▶ What you have to do
Go through the records and copy each line where the word "page" occurs.

▶ Input for this task
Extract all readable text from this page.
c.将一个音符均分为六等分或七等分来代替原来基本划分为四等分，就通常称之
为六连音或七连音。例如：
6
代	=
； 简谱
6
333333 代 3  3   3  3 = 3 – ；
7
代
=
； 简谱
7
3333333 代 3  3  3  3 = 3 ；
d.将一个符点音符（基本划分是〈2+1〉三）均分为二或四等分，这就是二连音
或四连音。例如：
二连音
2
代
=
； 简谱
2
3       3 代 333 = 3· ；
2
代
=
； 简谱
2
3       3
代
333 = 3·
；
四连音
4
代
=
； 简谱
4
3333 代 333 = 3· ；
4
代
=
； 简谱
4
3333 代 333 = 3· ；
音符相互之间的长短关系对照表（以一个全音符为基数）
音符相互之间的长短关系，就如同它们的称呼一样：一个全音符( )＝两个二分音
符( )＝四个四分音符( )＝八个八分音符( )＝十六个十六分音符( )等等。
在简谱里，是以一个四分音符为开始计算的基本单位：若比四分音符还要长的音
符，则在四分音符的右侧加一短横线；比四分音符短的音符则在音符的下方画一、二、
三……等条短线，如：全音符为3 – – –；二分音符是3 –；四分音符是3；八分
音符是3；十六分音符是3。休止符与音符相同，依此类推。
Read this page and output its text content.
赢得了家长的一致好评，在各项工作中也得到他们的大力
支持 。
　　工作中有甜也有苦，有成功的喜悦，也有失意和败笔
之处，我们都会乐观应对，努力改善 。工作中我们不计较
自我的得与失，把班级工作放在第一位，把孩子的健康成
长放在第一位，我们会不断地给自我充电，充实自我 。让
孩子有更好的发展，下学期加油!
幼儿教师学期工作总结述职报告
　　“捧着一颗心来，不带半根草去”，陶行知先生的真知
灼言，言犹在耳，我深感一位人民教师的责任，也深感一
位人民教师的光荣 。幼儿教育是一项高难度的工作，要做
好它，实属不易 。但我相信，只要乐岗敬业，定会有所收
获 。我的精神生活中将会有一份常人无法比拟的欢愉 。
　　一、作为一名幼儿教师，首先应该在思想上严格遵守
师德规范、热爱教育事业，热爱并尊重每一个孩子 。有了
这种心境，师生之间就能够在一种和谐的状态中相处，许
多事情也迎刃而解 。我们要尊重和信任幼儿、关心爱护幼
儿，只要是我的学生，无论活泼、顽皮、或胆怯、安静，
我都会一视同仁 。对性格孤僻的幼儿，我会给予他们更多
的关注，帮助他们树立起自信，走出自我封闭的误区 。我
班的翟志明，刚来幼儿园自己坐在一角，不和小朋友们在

* * *

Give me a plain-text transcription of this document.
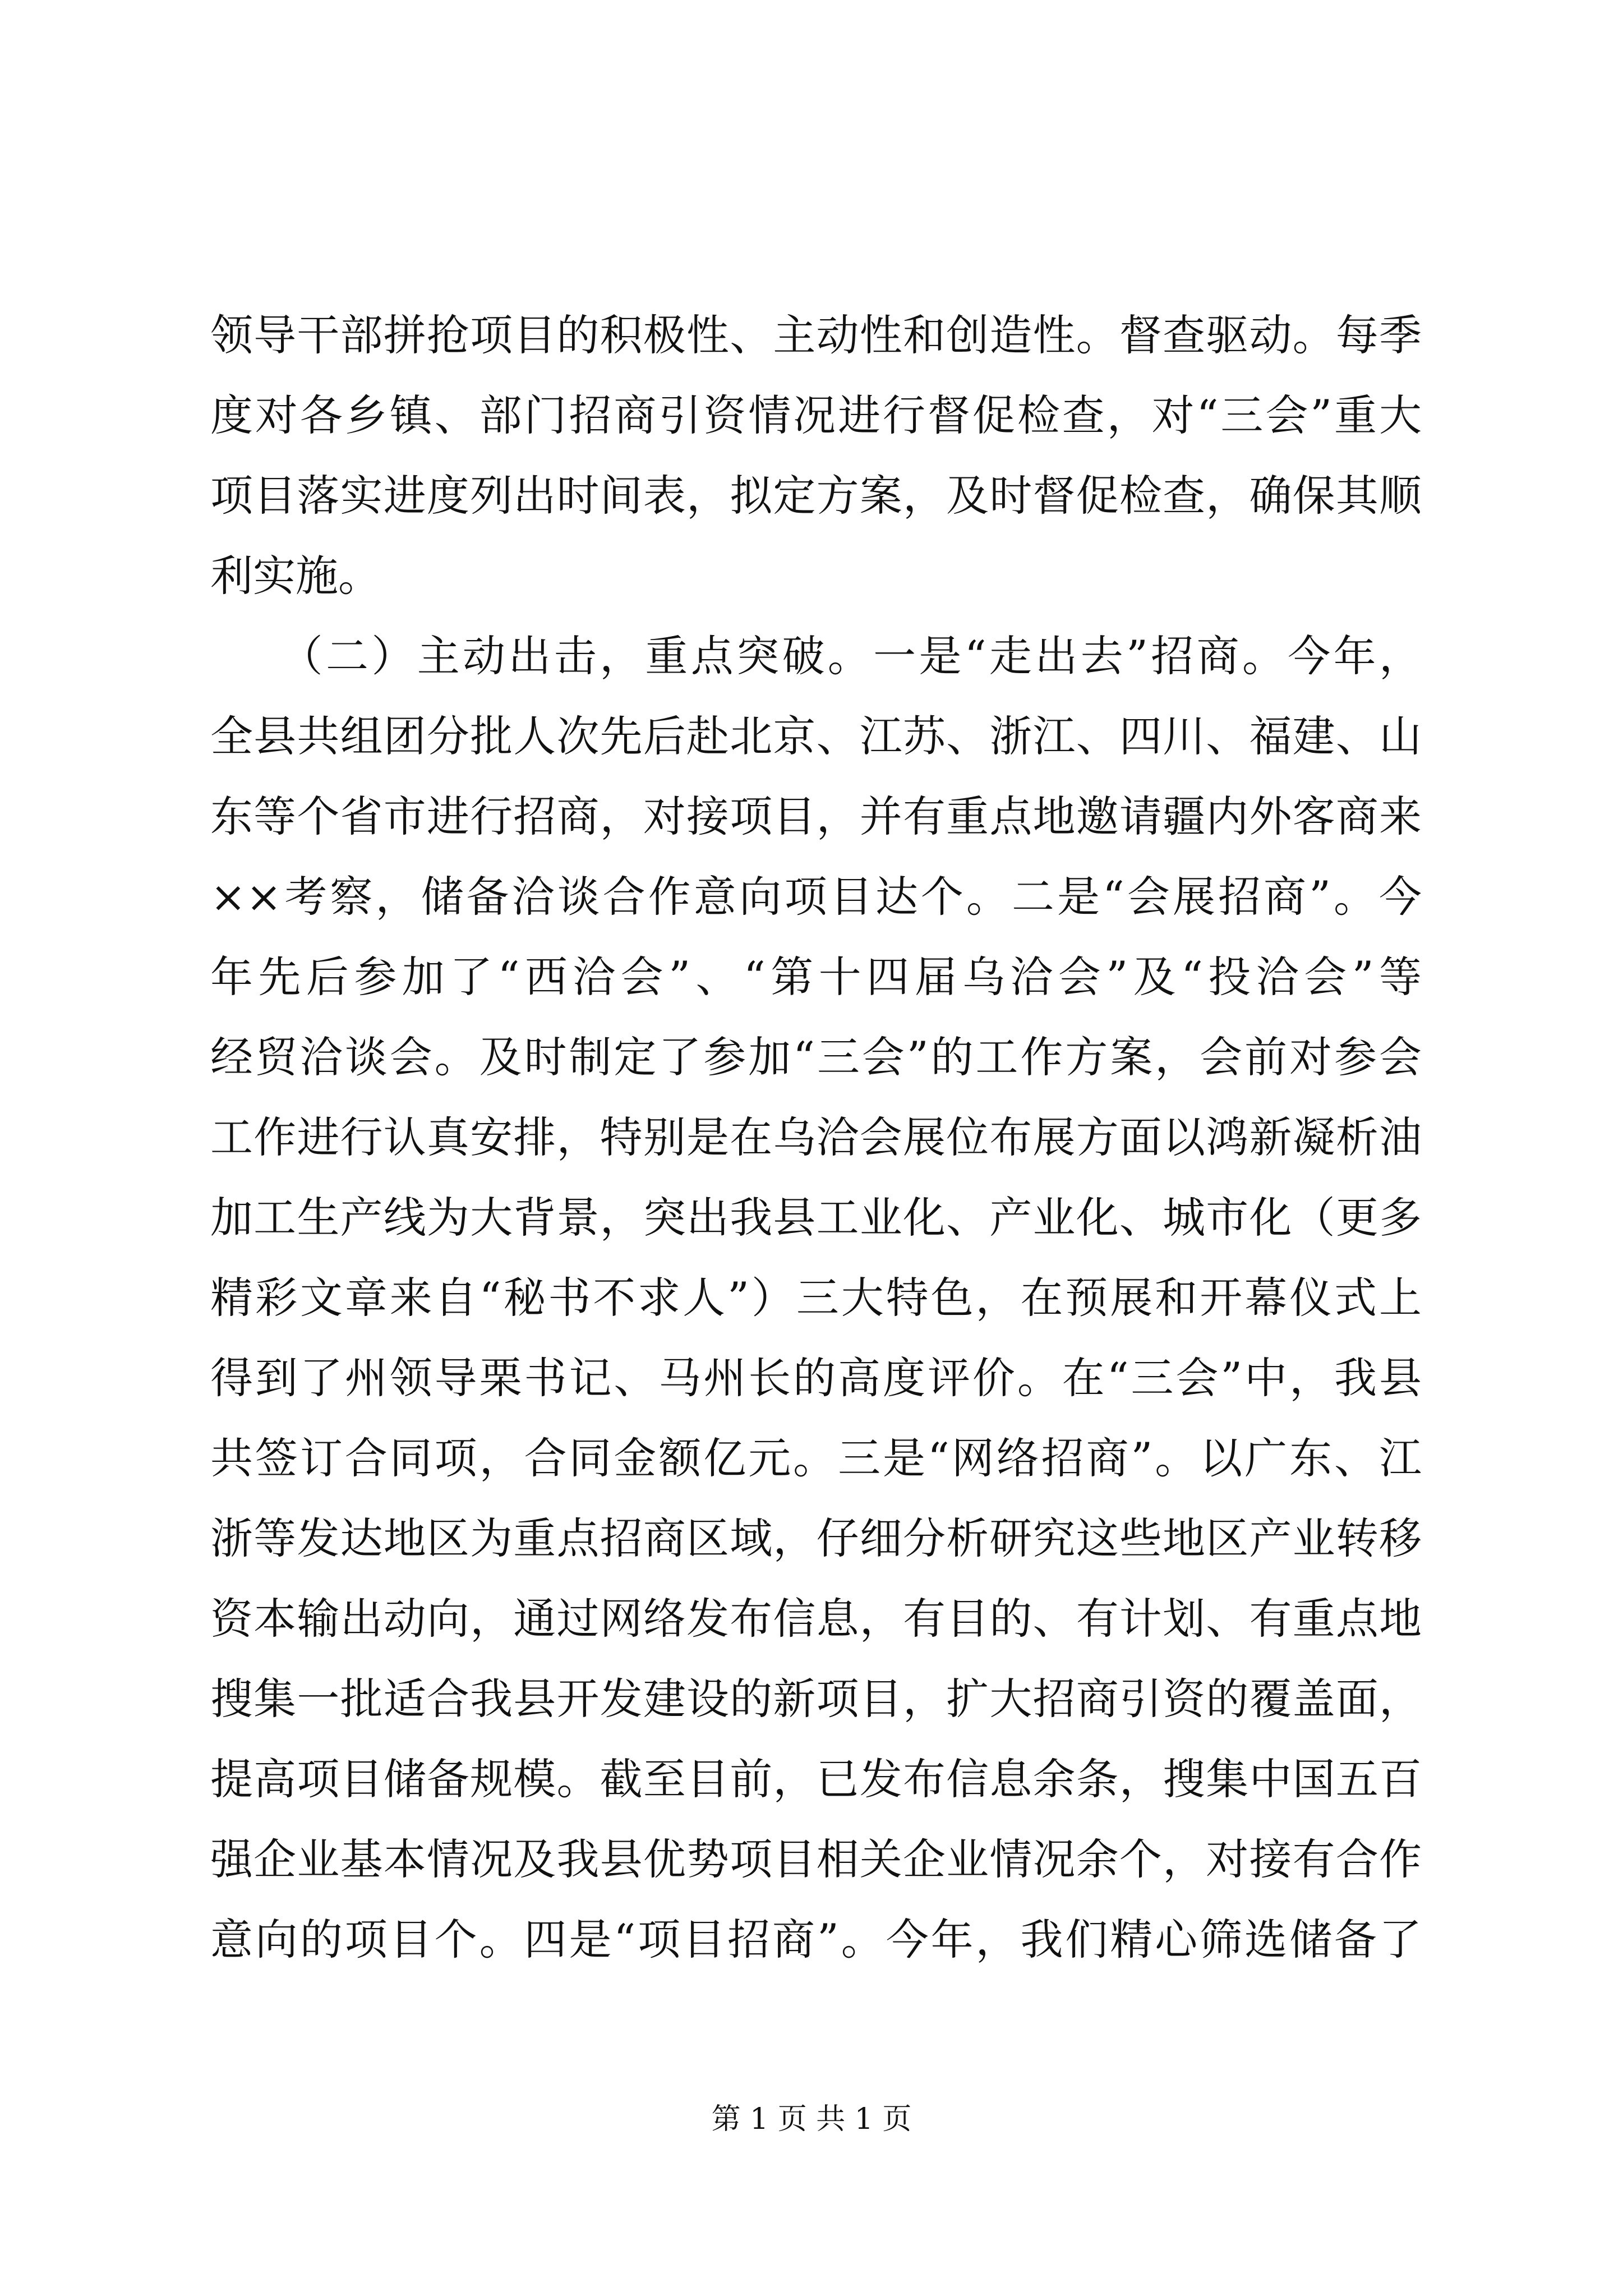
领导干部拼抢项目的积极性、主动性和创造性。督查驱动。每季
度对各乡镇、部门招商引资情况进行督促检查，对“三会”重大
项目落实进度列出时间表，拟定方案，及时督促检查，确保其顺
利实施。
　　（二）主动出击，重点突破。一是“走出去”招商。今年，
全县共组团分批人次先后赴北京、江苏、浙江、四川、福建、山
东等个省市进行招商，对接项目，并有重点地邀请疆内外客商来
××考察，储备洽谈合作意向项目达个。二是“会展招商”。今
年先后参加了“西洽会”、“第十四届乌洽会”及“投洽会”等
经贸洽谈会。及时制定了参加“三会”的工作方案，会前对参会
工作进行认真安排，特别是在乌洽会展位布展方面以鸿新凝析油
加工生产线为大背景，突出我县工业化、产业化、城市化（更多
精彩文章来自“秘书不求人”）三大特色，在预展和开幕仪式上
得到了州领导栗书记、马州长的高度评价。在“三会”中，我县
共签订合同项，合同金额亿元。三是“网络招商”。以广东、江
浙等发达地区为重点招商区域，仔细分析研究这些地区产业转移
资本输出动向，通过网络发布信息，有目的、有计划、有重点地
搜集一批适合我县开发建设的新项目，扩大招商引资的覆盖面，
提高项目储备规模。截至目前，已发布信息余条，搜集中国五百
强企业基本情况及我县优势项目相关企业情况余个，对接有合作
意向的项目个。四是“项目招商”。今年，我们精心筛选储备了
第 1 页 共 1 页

▶ Result of this exercise
Extract all readable text from this page.
Read this page and output its text content.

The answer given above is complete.